== Questions on the material ==
A - Return the part of the MeshCore repeater maintenance passage starting at "In normal situations, you" and ending at "hard reset remotely.", copied verbatim.
B - Using the MeshCore repeater maintenance passage, decide whether each statement agrees with it. Answer yes or no and quote the deciding words: (i) Bluetooth OTA updates require being within range of the device. (ii) A crashed repeater can be hard reset remotely. (iii) The proposed out-of-band control system stays accessible even if the main repeater fails.

== Given passage ==

↓↓↓

MeshCore repeaters are often installed in places that are difficult to access—on rooftops, towers, or other elevated structures. While these locations are ideal for coverage, they introduce a major challenge: maintenance.

Updating firmware or recovering from failures becomes complicated when physical access is limited or impossible.

The Problem

In normal situations, you can update a device over Bluetooth using OTA (Over-The-Air) updates. However, this requires being within range of the device. More importantly, if the repeater crashes or becomes unresponsive, you cannot perform a hard reset remotely.

For installations in hard-to-reach locations, this is a serious limitation. What’s needed is a way to:

  • Access the device remotely
  • Recover it when it becomes unresponsive
  • Perform maintenance without physical intervention

The Idea: Out-of-Band Management

To solve this, I’m exploring an out-of-band control system—a secondary system that remains accessible even if the main repeater fails.

↑↑↑

== Supplied material ==
↓↓↓

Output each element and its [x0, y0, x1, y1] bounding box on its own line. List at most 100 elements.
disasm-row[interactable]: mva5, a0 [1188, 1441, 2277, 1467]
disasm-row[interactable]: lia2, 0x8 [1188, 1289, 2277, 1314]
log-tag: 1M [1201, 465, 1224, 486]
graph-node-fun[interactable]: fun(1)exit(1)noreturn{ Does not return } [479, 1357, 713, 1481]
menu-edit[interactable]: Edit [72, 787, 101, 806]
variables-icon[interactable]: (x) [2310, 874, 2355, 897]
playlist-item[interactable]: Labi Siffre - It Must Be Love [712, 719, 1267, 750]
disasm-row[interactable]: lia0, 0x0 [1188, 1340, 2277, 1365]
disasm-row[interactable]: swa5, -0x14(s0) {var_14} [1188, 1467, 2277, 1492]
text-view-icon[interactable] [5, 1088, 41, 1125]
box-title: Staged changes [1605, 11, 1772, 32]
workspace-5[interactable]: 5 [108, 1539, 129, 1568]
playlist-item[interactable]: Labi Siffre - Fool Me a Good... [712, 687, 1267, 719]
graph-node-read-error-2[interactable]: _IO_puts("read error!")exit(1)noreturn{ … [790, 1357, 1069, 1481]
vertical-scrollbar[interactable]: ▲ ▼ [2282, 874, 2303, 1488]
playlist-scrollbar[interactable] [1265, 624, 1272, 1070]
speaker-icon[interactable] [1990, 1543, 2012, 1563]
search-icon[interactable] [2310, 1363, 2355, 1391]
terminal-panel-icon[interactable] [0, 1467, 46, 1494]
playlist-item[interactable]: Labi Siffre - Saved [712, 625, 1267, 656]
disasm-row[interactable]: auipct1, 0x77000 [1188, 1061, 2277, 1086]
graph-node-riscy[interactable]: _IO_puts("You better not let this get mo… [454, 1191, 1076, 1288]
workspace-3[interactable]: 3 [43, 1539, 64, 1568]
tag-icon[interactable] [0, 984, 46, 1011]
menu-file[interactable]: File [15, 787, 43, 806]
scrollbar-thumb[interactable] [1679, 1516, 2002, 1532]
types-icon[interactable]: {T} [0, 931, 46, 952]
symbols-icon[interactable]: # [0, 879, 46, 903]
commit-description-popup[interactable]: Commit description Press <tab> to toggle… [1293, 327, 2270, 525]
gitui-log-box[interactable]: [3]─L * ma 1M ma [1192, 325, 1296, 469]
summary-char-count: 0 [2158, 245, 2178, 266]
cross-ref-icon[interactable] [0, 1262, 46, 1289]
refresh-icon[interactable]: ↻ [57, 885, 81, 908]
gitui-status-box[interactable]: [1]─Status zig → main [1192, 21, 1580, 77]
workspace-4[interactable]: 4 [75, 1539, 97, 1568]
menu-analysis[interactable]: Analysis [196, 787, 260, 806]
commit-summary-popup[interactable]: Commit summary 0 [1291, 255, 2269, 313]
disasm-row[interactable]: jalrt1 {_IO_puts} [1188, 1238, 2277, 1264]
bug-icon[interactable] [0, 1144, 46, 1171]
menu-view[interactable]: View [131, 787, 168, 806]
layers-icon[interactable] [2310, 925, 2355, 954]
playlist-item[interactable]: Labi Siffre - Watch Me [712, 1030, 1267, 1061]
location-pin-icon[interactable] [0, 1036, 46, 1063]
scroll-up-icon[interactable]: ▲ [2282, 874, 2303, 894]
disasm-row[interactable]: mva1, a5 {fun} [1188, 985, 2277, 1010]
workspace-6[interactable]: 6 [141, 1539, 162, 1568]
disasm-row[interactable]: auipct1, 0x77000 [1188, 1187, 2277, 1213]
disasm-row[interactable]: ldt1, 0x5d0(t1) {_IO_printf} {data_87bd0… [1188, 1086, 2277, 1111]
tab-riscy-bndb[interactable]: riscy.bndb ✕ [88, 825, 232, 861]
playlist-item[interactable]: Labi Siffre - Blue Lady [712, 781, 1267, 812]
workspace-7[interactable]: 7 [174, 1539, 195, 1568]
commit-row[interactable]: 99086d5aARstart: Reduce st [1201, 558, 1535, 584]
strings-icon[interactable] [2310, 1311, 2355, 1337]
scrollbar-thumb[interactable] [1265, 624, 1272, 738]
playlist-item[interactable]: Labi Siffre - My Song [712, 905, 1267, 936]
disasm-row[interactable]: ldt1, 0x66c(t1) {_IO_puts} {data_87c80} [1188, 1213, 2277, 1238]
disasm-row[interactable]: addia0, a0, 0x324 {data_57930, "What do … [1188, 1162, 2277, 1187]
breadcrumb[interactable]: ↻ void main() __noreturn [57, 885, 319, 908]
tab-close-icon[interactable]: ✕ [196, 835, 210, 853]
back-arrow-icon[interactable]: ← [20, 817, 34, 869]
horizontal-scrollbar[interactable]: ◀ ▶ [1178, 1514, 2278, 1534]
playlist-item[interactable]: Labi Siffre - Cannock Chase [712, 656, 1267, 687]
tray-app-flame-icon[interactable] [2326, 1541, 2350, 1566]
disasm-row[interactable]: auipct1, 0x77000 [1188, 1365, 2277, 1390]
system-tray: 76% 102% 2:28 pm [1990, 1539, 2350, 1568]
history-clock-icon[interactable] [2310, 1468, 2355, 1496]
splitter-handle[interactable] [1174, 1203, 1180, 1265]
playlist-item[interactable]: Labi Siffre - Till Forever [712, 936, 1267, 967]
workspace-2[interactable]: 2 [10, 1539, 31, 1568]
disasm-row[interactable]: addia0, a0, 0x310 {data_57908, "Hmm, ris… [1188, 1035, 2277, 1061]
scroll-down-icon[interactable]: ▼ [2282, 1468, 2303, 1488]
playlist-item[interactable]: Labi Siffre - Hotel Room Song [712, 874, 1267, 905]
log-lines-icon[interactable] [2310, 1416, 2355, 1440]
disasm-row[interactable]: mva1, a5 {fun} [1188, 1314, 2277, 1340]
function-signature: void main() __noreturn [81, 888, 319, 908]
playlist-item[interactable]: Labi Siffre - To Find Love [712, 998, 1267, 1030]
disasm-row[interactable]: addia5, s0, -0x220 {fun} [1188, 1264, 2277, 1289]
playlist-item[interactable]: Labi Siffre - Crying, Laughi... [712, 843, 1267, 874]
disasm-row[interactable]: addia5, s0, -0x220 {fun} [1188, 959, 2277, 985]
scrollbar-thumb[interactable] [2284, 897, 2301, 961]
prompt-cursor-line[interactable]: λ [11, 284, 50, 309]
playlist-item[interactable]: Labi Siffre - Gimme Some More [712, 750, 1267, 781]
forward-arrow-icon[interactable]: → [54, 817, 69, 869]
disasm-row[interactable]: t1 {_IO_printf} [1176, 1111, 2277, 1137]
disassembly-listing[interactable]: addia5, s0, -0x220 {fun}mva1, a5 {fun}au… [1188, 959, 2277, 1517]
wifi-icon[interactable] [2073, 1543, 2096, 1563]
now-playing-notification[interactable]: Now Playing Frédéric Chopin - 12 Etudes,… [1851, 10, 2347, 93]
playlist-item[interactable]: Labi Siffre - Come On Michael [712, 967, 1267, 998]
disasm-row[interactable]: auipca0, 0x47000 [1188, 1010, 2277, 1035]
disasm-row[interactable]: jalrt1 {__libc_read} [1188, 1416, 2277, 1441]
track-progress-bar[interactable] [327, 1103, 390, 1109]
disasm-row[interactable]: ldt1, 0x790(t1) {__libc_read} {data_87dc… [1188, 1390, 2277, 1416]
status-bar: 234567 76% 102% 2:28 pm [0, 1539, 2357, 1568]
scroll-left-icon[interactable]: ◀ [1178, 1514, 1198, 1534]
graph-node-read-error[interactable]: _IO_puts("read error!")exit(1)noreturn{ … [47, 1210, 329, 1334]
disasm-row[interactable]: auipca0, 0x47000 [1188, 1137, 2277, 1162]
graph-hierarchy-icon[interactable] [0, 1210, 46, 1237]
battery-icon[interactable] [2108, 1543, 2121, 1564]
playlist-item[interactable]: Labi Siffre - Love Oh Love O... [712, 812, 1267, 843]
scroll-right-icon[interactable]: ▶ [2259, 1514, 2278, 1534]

↑↑↑

== Results of the exercise ==
A -
In normal situations, you can update a device over Bluetooth using OTA (Over-The-Air) updates. However, this requires being within range of the device. More importantly, if the repeater crashes or becomes unresponsive, you cannot perform a hard reset remotely.

B -
(i) Yes: "However, this requires being within range of the device."
(ii) No: "if the repeater crashes or becomes unresponsive, you cannot perform a hard reset remotely."
(iii) Yes: "a secondary system that remains accessible even if the main repeater fails."